> [AIM]
Reproduce the following collection entries line for line, without any changes.

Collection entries
**********
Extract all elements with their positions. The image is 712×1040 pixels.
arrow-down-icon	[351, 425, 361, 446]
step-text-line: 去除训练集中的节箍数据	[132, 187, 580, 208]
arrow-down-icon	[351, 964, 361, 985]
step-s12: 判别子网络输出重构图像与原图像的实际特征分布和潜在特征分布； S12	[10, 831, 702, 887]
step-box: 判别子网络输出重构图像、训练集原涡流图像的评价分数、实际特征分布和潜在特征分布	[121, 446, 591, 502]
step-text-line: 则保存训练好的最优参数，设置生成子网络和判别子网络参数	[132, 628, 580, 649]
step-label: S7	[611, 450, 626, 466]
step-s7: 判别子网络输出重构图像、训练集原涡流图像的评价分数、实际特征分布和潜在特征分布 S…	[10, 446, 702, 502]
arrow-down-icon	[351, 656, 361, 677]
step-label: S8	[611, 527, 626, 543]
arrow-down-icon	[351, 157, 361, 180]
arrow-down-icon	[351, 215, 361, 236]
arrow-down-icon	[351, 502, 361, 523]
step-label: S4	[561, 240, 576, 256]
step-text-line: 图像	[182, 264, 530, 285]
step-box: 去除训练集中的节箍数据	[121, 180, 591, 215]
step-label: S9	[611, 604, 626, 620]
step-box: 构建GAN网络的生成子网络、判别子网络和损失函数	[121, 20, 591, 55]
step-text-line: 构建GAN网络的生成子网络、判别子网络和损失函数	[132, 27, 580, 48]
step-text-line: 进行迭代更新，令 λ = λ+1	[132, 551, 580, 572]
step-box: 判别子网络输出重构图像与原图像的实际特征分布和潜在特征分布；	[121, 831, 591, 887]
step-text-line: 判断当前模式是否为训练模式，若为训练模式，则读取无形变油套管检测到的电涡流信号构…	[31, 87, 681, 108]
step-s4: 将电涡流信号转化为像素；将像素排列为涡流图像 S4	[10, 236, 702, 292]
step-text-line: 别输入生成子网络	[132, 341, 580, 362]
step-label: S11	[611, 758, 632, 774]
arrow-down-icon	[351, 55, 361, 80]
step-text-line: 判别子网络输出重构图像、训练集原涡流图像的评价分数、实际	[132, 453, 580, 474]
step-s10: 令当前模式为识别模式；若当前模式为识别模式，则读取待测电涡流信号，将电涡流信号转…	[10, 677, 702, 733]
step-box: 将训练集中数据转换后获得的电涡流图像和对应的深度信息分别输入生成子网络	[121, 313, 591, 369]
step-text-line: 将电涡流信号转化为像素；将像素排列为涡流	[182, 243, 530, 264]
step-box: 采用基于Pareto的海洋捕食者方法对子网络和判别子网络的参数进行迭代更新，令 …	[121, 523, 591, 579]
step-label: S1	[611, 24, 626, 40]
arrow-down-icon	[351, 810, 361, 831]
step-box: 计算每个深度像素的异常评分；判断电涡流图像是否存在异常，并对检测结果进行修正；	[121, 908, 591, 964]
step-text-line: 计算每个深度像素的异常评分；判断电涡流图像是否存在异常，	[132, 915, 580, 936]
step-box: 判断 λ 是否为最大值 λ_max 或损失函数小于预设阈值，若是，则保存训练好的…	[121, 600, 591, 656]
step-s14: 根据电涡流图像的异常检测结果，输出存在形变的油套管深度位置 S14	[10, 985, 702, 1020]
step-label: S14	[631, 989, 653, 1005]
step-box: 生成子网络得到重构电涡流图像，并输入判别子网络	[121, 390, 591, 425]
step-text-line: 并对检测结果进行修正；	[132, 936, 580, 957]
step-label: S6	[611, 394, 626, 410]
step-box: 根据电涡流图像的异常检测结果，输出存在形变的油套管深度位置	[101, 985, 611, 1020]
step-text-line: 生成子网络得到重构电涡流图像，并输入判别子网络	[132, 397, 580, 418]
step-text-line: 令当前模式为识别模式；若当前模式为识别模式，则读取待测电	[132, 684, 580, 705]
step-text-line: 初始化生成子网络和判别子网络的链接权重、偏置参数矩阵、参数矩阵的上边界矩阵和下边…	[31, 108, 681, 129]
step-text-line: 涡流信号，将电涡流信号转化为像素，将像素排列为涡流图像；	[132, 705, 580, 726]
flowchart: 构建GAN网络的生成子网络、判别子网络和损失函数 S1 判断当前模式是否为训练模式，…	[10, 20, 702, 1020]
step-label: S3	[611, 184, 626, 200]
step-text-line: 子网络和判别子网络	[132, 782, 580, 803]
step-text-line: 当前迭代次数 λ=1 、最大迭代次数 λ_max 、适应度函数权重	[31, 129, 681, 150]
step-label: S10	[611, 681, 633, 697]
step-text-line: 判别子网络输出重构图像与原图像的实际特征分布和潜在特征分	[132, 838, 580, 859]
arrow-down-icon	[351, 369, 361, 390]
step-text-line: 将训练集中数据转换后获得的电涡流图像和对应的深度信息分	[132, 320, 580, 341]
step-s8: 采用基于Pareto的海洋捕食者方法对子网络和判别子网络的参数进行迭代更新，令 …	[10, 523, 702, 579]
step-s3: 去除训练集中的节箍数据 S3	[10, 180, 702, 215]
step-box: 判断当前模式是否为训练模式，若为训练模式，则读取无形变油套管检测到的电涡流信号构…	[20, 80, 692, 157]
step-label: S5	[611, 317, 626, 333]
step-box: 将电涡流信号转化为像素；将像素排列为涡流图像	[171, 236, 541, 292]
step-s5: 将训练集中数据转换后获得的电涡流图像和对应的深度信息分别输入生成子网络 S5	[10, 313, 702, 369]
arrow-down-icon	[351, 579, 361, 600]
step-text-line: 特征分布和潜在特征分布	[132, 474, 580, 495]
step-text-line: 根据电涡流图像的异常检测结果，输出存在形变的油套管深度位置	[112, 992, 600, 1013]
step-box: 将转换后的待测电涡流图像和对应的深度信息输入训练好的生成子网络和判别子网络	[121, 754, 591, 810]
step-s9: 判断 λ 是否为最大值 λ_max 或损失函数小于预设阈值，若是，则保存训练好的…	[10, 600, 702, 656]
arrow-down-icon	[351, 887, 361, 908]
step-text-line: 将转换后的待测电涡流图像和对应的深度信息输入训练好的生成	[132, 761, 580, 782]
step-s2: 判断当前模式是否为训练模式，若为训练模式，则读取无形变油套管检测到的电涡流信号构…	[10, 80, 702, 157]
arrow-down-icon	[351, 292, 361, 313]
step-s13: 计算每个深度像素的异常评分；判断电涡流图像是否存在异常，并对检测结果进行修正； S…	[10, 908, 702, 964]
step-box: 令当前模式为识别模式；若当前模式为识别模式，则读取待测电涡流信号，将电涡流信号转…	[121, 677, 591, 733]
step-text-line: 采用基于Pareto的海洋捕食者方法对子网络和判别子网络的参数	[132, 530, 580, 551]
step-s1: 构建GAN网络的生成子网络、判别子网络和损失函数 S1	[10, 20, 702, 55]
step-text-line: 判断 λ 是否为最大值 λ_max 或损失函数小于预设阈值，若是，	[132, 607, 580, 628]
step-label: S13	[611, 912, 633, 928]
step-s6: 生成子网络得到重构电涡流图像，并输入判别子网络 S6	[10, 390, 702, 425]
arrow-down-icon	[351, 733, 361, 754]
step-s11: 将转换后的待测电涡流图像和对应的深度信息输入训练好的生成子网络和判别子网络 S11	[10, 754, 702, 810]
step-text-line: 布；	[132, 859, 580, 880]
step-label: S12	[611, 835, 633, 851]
**********
> [ANSWER TO THIS TASK]
Extract all elements with their positions. The image is 712×1040 pixels.
arrow-down-icon	[351, 425, 361, 446]
step-text-line: 去除训练集中的节箍数据	[132, 187, 580, 208]
arrow-down-icon	[351, 964, 361, 985]
step-s12: 判别子网络输出重构图像与原图像的实际特征分布和潜在特征分布； S12	[10, 831, 702, 887]
step-box: 判别子网络输出重构图像、训练集原涡流图像的评价分数、实际特征分布和潜在特征分布	[121, 446, 591, 502]
step-text-line: 则保存训练好的最优参数，设置生成子网络和判别子网络参数	[132, 628, 580, 649]
step-label: S7	[611, 450, 626, 466]
step-s7: 判别子网络输出重构图像、训练集原涡流图像的评价分数、实际特征分布和潜在特征分布 S…	[10, 446, 702, 502]
arrow-down-icon	[351, 656, 361, 677]
step-label: S8	[611, 527, 626, 543]
arrow-down-icon	[351, 157, 361, 180]
arrow-down-icon	[351, 215, 361, 236]
arrow-down-icon	[351, 502, 361, 523]
step-label: S4	[561, 240, 576, 256]
step-text-line: 图像	[182, 264, 530, 285]
step-box: 去除训练集中的节箍数据	[121, 180, 591, 215]
step-label: S9	[611, 604, 626, 620]
step-box: 构建GAN网络的生成子网络、判别子网络和损失函数	[121, 20, 591, 55]
step-text-line: 构建GAN网络的生成子网络、判别子网络和损失函数	[132, 27, 580, 48]
step-text-line: 进行迭代更新，令 λ = λ+1	[132, 551, 580, 572]
step-box: 判别子网络输出重构图像与原图像的实际特征分布和潜在特征分布；	[121, 831, 591, 887]
step-text-line: 判断当前模式是否为训练模式，若为训练模式，则读取无形变油套管检测到的电涡流信号构…	[31, 87, 681, 108]
step-s4: 将电涡流信号转化为像素；将像素排列为涡流图像 S4	[10, 236, 702, 292]
step-text-line: 别输入生成子网络	[132, 341, 580, 362]
step-label: S11	[611, 758, 632, 774]
arrow-down-icon	[351, 55, 361, 80]
step-text-line: 判别子网络输出重构图像、训练集原涡流图像的评价分数、实际	[132, 453, 580, 474]
step-s10: 令当前模式为识别模式；若当前模式为识别模式，则读取待测电涡流信号，将电涡流信号转…	[10, 677, 702, 733]
step-box: 将训练集中数据转换后获得的电涡流图像和对应的深度信息分别输入生成子网络	[121, 313, 591, 369]
step-text-line: 将电涡流信号转化为像素；将像素排列为涡流	[182, 243, 530, 264]
step-box: 采用基于Pareto的海洋捕食者方法对子网络和判别子网络的参数进行迭代更新，令 …	[121, 523, 591, 579]
step-label: S1	[611, 24, 626, 40]
arrow-down-icon	[351, 810, 361, 831]
step-box: 计算每个深度像素的异常评分；判断电涡流图像是否存在异常，并对检测结果进行修正；	[121, 908, 591, 964]
step-text-line: 计算每个深度像素的异常评分；判断电涡流图像是否存在异常，	[132, 915, 580, 936]
step-box: 判断 λ 是否为最大值 λ_max 或损失函数小于预设阈值，若是，则保存训练好的…	[121, 600, 591, 656]
step-s14: 根据电涡流图像的异常检测结果，输出存在形变的油套管深度位置 S14	[10, 985, 702, 1020]
step-label: S14	[631, 989, 653, 1005]
step-box: 生成子网络得到重构电涡流图像，并输入判别子网络	[121, 390, 591, 425]
step-text-line: 并对检测结果进行修正；	[132, 936, 580, 957]
step-label: S6	[611, 394, 626, 410]
step-box: 根据电涡流图像的异常检测结果，输出存在形变的油套管深度位置	[101, 985, 611, 1020]
step-text-line: 生成子网络得到重构电涡流图像，并输入判别子网络	[132, 397, 580, 418]
step-text-line: 令当前模式为识别模式；若当前模式为识别模式，则读取待测电	[132, 684, 580, 705]
step-text-line: 初始化生成子网络和判别子网络的链接权重、偏置参数矩阵、参数矩阵的上边界矩阵和下边…	[31, 108, 681, 129]
step-text-line: 涡流信号，将电涡流信号转化为像素，将像素排列为涡流图像；	[132, 705, 580, 726]
flowchart: 构建GAN网络的生成子网络、判别子网络和损失函数 S1 判断当前模式是否为训练模式，…	[10, 20, 702, 1020]
step-label: S3	[611, 184, 626, 200]
step-text-line: 子网络和判别子网络	[132, 782, 580, 803]
step-text-line: 当前迭代次数 λ=1 、最大迭代次数 λ_max 、适应度函数权重	[31, 129, 681, 150]
step-label: S10	[611, 681, 633, 697]
step-text-line: 判别子网络输出重构图像与原图像的实际特征分布和潜在特征分	[132, 838, 580, 859]
arrow-down-icon	[351, 369, 361, 390]
step-text-line: 将训练集中数据转换后获得的电涡流图像和对应的深度信息分	[132, 320, 580, 341]
step-s8: 采用基于Pareto的海洋捕食者方法对子网络和判别子网络的参数进行迭代更新，令 …	[10, 523, 702, 579]
step-s3: 去除训练集中的节箍数据 S3	[10, 180, 702, 215]
step-box: 判断当前模式是否为训练模式，若为训练模式，则读取无形变油套管检测到的电涡流信号构…	[20, 80, 692, 157]
step-label: S5	[611, 317, 626, 333]
step-box: 将电涡流信号转化为像素；将像素排列为涡流图像	[171, 236, 541, 292]
step-s5: 将训练集中数据转换后获得的电涡流图像和对应的深度信息分别输入生成子网络 S5	[10, 313, 702, 369]
arrow-down-icon	[351, 579, 361, 600]
step-text-line: 特征分布和潜在特征分布	[132, 474, 580, 495]
step-text-line: 根据电涡流图像的异常检测结果，输出存在形变的油套管深度位置	[112, 992, 600, 1013]
step-box: 将转换后的待测电涡流图像和对应的深度信息输入训练好的生成子网络和判别子网络	[121, 754, 591, 810]
step-s9: 判断 λ 是否为最大值 λ_max 或损失函数小于预设阈值，若是，则保存训练好的…	[10, 600, 702, 656]
arrow-down-icon	[351, 887, 361, 908]
step-text-line: 将转换后的待测电涡流图像和对应的深度信息输入训练好的生成	[132, 761, 580, 782]
step-s2: 判断当前模式是否为训练模式，若为训练模式，则读取无形变油套管检测到的电涡流信号构…	[10, 80, 702, 157]
arrow-down-icon	[351, 292, 361, 313]
step-s13: 计算每个深度像素的异常评分；判断电涡流图像是否存在异常，并对检测结果进行修正； S…	[10, 908, 702, 964]
step-box: 令当前模式为识别模式；若当前模式为识别模式，则读取待测电涡流信号，将电涡流信号转…	[121, 677, 591, 733]
step-text-line: 采用基于Pareto的海洋捕食者方法对子网络和判别子网络的参数	[132, 530, 580, 551]
step-s1: 构建GAN网络的生成子网络、判别子网络和损失函数 S1	[10, 20, 702, 55]
step-text-line: 判断 λ 是否为最大值 λ_max 或损失函数小于预设阈值，若是，	[132, 607, 580, 628]
step-label: S13	[611, 912, 633, 928]
step-s6: 生成子网络得到重构电涡流图像，并输入判别子网络 S6	[10, 390, 702, 425]
arrow-down-icon	[351, 733, 361, 754]
step-s11: 将转换后的待测电涡流图像和对应的深度信息输入训练好的生成子网络和判别子网络 S11	[10, 754, 702, 810]
step-text-line: 布；	[132, 859, 580, 880]
step-label: S12	[611, 835, 633, 851]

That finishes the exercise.